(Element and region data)
_ _ _ _

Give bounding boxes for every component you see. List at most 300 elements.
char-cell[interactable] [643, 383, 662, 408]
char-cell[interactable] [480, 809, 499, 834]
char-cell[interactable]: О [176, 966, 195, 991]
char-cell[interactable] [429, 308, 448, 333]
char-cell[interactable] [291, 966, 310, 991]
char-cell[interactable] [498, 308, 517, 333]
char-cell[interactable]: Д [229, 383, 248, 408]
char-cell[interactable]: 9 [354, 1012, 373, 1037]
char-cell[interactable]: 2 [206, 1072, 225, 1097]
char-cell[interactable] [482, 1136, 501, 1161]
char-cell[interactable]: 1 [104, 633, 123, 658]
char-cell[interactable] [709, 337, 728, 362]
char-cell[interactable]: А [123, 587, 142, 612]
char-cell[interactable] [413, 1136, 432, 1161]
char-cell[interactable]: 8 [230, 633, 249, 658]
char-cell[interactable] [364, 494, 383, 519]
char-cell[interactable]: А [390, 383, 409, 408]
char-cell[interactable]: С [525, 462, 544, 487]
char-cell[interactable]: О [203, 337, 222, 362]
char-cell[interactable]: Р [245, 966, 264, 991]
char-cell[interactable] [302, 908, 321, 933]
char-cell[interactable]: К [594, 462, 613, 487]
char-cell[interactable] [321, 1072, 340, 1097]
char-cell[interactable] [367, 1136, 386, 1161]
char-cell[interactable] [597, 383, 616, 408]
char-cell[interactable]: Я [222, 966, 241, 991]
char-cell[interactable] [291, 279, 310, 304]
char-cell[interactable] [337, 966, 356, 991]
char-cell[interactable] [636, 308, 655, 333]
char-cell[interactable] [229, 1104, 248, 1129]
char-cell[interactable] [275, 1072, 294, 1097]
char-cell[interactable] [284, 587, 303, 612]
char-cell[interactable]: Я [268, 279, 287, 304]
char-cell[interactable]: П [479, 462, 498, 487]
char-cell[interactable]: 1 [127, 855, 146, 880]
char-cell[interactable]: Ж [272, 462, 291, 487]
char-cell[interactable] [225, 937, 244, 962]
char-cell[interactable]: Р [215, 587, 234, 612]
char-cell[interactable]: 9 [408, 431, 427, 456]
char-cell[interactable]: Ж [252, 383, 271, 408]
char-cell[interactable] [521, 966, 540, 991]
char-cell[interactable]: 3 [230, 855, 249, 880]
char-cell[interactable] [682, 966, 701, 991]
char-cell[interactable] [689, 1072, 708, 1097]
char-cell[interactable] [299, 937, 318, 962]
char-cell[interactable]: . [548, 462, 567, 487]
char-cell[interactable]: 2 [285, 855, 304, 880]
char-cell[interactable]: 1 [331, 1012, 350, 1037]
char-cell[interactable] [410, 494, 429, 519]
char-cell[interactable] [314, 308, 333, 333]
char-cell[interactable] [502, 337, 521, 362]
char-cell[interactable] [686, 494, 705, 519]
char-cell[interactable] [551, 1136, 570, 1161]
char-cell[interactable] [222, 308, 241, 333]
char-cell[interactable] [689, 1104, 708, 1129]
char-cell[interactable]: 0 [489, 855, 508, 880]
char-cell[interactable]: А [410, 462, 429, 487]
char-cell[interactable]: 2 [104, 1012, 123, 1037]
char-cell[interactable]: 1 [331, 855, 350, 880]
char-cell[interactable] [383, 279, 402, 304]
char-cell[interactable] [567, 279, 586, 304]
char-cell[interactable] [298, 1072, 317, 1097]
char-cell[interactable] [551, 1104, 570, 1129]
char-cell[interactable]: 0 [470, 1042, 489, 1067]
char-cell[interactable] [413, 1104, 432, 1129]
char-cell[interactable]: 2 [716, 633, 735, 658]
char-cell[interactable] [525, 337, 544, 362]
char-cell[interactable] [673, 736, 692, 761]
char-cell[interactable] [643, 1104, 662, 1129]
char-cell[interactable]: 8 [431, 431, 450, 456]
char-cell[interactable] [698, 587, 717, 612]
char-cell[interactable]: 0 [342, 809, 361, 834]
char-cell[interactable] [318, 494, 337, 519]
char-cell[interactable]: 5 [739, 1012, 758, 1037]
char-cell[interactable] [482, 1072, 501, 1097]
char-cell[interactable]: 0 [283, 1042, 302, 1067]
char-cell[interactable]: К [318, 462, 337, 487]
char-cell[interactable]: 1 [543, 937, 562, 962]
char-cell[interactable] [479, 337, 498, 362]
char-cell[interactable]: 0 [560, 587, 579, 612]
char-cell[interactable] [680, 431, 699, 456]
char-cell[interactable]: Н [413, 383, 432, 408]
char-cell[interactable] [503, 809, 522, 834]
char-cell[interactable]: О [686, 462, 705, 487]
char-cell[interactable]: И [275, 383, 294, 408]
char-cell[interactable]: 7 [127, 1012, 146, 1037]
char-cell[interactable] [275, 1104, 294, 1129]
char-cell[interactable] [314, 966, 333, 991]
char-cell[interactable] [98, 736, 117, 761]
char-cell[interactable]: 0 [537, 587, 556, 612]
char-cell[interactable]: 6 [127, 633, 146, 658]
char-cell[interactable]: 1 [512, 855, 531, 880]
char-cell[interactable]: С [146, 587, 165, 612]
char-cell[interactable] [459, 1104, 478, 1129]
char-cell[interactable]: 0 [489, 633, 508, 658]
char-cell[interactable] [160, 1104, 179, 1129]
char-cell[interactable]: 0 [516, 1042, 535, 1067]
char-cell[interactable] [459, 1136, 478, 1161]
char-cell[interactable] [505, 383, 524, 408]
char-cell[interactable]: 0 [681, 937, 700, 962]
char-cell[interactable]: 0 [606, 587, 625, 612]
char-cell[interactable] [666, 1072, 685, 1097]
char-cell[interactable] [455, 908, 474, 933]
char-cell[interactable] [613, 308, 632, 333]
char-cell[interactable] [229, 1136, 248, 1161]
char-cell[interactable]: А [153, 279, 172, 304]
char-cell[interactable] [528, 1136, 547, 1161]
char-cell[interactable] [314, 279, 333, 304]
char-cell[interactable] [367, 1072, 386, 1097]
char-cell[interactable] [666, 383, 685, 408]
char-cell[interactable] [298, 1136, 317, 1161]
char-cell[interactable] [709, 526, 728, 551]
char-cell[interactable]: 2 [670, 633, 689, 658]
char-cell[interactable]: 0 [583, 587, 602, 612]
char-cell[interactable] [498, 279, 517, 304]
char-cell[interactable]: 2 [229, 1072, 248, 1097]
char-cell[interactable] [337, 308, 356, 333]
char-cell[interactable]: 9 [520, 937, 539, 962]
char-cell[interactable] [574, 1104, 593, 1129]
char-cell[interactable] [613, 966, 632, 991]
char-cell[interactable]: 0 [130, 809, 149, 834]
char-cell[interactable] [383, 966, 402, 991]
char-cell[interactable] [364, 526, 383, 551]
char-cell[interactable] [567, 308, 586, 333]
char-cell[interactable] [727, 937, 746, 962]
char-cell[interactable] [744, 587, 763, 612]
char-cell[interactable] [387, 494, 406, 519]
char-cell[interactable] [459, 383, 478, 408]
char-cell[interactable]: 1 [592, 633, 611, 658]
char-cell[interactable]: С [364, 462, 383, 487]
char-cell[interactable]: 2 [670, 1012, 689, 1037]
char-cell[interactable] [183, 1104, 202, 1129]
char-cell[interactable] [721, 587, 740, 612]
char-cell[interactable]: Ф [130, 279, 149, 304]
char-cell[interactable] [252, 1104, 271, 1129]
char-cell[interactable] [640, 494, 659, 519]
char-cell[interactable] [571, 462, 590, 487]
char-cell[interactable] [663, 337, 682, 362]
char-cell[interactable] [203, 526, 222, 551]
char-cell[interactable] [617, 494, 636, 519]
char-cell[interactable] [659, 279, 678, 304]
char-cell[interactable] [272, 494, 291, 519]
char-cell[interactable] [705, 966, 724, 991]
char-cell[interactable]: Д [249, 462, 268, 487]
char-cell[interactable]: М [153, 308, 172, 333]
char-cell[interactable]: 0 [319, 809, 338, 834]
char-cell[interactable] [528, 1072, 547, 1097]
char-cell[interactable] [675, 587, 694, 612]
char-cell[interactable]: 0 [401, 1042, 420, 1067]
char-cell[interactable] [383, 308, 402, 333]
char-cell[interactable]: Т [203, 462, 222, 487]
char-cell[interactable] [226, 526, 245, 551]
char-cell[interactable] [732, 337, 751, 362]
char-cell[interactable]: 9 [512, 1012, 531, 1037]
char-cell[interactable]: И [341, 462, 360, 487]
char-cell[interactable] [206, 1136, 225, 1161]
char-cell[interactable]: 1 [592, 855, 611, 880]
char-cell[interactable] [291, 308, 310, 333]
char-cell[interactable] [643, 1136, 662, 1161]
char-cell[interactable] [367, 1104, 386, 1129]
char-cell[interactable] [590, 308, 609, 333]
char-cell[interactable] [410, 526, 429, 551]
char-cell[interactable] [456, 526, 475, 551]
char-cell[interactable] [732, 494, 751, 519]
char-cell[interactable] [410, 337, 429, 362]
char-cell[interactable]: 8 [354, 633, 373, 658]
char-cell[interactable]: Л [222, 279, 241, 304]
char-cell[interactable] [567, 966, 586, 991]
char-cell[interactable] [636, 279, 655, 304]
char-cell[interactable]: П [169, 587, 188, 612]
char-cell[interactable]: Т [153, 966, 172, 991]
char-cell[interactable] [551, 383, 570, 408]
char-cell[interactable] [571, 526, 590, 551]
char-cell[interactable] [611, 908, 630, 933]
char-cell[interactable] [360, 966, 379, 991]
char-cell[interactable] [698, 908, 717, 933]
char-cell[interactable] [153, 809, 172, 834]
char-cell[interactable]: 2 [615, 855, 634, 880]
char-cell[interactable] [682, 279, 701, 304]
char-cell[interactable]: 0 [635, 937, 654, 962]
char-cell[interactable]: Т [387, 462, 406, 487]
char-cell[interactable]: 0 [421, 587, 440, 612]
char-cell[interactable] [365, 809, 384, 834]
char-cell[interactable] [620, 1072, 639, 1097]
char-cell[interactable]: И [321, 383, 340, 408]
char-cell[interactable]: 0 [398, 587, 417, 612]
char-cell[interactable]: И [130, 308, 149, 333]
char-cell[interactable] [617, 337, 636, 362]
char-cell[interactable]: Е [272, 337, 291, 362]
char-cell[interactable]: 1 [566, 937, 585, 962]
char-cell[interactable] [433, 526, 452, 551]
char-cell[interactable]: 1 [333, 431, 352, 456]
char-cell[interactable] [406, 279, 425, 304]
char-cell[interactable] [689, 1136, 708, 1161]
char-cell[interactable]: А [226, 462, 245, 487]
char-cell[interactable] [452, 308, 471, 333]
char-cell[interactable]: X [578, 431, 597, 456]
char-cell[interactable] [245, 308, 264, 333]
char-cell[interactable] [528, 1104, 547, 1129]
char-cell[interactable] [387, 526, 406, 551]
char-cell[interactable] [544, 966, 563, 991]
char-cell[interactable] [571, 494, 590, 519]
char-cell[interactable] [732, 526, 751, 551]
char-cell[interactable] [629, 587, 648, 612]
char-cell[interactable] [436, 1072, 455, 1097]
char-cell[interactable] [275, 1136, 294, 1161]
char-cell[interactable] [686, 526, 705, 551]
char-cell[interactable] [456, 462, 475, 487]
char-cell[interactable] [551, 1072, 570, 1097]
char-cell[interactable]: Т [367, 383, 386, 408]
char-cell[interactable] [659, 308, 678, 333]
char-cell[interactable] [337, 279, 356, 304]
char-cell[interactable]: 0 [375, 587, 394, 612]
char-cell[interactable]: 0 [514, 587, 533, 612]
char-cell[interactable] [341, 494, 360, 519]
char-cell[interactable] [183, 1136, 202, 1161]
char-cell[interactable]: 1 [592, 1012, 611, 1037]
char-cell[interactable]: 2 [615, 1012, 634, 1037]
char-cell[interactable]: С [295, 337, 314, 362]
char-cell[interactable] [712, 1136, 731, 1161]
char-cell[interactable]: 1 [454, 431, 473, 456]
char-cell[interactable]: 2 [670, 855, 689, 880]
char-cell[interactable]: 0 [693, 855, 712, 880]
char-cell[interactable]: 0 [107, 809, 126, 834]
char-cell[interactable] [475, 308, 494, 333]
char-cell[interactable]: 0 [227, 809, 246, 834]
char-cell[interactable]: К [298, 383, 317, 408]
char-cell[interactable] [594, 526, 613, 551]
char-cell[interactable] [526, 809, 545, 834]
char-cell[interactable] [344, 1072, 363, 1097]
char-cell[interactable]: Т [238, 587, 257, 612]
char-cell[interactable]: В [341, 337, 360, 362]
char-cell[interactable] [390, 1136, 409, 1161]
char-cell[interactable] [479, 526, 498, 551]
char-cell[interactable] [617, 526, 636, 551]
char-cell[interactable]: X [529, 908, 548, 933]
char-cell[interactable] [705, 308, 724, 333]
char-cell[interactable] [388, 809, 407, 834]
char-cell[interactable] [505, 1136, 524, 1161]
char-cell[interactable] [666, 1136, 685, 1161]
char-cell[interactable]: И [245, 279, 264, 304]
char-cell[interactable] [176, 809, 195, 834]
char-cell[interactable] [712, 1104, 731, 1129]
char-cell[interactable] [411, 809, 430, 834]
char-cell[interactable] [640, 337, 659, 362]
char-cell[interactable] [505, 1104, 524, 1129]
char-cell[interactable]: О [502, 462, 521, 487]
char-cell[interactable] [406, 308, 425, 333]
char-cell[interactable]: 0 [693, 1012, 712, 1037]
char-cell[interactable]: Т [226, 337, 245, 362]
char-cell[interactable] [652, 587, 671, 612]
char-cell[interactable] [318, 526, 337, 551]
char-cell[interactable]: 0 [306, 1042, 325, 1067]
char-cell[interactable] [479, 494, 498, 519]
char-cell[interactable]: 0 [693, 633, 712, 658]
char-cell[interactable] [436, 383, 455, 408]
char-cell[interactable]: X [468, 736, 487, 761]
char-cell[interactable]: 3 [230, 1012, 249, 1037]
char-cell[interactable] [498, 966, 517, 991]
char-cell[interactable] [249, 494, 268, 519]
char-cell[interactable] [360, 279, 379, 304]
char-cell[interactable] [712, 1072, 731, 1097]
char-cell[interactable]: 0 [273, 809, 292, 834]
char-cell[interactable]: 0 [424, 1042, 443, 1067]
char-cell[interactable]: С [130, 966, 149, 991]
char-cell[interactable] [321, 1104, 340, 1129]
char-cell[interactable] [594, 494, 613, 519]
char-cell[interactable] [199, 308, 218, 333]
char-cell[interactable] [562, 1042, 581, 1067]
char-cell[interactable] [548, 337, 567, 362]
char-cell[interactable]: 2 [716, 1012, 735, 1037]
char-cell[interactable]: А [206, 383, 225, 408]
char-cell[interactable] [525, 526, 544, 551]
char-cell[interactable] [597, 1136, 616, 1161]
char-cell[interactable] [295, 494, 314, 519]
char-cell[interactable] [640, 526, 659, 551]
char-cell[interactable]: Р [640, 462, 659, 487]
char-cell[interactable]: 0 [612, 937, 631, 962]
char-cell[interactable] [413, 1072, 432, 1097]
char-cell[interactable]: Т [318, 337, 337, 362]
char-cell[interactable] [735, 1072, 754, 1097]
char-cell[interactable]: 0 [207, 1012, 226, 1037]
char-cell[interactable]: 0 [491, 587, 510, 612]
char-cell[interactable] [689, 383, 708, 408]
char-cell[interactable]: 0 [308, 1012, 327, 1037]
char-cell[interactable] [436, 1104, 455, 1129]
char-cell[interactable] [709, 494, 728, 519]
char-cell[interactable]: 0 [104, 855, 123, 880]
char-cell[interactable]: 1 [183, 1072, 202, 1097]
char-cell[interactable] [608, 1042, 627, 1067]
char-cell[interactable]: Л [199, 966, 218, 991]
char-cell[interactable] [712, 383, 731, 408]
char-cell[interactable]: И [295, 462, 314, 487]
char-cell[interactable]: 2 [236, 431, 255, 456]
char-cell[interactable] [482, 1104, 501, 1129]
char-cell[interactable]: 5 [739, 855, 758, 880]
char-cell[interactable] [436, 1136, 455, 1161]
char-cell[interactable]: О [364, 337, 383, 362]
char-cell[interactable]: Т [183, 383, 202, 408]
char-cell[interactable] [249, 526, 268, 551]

_ _ _ _

▶ **CHALLENGE**: Copy out everything from the start of the records down to the line containing "char-cell[interactable]: 9 [354, 1012, 373, 1037]", with both of those lines included.

▶ **FINISHED ANSWER**:
Give bounding boxes for every component you see. List at most 300 elements.
char-cell[interactable] [643, 383, 662, 408]
char-cell[interactable] [480, 809, 499, 834]
char-cell[interactable]: О [176, 966, 195, 991]
char-cell[interactable] [429, 308, 448, 333]
char-cell[interactable] [291, 966, 310, 991]
char-cell[interactable] [498, 308, 517, 333]
char-cell[interactable]: Д [229, 383, 248, 408]
char-cell[interactable]: 9 [354, 1012, 373, 1037]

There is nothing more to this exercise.